DIRECTIONS:
Answer with one number: how many lines hold the string "հարձակում".

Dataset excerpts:
#####

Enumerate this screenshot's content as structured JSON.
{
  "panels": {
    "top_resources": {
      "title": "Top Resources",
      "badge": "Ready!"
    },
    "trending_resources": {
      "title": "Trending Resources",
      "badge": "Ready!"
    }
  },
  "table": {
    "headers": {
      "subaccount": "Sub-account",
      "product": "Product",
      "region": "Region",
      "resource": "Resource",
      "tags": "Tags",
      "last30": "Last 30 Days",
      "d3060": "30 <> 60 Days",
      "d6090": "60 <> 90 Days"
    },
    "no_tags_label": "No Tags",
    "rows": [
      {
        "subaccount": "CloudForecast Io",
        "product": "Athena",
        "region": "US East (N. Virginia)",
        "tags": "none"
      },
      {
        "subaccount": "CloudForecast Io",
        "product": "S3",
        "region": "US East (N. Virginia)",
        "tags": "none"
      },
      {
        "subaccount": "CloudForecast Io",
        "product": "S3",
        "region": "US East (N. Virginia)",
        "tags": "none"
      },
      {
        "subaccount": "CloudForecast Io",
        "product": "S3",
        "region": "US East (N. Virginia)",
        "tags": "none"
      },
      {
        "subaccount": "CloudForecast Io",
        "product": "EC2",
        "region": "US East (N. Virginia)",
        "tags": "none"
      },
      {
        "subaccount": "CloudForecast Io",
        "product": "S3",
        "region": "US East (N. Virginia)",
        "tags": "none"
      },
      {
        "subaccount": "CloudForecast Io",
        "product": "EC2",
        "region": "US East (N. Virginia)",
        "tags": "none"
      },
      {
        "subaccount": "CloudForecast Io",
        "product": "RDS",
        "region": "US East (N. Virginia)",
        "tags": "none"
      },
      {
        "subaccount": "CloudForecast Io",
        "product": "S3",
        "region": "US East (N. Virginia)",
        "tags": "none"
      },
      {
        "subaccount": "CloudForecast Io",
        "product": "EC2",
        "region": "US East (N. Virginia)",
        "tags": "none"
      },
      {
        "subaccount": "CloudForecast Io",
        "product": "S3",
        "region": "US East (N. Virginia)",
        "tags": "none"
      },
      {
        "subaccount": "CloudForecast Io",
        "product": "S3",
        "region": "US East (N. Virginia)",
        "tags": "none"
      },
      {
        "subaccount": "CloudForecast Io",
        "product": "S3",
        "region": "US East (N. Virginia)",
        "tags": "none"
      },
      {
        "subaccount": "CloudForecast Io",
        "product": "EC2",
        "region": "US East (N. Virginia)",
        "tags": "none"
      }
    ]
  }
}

#####

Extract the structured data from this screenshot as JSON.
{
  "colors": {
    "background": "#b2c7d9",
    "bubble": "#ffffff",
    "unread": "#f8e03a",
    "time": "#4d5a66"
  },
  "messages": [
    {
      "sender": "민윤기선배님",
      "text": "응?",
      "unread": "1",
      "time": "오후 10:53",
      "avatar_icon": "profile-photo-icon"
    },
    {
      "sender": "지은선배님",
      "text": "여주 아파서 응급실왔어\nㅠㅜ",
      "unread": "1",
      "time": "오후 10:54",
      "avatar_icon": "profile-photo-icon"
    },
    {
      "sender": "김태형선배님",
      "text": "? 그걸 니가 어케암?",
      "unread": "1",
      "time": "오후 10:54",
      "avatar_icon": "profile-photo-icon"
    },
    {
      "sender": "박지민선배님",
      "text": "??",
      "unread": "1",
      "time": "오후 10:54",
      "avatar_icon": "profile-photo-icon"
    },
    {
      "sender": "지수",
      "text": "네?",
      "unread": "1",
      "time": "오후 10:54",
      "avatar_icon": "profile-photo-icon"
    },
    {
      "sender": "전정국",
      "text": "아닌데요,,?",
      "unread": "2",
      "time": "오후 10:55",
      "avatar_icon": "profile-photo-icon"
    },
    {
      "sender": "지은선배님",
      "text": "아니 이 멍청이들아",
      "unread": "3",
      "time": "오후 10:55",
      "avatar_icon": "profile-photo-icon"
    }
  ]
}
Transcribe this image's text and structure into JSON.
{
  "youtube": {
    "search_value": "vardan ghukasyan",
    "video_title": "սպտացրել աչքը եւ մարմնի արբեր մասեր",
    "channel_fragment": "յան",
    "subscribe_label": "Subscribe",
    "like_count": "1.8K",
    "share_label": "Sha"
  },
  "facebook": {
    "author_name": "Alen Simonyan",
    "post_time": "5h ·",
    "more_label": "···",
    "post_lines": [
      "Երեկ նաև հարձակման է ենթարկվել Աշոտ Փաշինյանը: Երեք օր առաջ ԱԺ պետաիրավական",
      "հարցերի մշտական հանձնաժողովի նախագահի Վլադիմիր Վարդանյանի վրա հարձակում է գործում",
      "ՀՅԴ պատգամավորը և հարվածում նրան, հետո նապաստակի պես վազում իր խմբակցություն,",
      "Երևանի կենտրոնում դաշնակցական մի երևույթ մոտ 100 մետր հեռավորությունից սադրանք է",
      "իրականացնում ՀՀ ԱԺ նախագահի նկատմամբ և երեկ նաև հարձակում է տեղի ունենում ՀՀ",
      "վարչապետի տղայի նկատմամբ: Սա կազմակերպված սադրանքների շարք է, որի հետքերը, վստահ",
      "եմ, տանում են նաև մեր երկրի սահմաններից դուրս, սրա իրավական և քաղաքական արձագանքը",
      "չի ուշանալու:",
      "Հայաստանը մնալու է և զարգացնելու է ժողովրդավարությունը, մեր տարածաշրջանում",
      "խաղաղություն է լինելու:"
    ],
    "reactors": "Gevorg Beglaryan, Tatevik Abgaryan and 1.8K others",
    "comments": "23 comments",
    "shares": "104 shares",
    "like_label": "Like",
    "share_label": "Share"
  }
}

#####

TASK OUTPUT:
2